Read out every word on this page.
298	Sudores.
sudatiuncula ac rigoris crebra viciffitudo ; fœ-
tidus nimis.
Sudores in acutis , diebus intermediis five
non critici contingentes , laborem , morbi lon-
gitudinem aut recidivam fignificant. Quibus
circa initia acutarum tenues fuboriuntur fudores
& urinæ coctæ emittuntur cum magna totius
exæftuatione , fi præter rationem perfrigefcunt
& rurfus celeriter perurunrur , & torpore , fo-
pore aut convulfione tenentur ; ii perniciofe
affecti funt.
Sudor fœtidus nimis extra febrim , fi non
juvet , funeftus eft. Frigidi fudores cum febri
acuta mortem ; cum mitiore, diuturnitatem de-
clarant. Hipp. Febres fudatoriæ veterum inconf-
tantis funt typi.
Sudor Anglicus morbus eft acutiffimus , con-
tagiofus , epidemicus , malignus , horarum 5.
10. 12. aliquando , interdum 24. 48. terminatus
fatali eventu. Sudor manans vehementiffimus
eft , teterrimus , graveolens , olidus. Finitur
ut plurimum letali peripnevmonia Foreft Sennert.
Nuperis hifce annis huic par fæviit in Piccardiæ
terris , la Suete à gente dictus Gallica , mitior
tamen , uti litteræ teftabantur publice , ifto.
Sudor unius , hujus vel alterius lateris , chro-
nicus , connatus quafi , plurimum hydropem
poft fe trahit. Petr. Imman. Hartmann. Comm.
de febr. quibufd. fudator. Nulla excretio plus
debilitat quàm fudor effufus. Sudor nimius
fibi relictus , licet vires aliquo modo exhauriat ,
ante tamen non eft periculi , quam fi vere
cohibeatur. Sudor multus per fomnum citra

(DIRECTIONS FOR THIS TASK) Which lines above hold the word "tamen"? Copy each of them.

(OUTPUT)
tamen , uti litteræ teftabantur publice , ifto.
ante tamen non eft periculi , quam fi vere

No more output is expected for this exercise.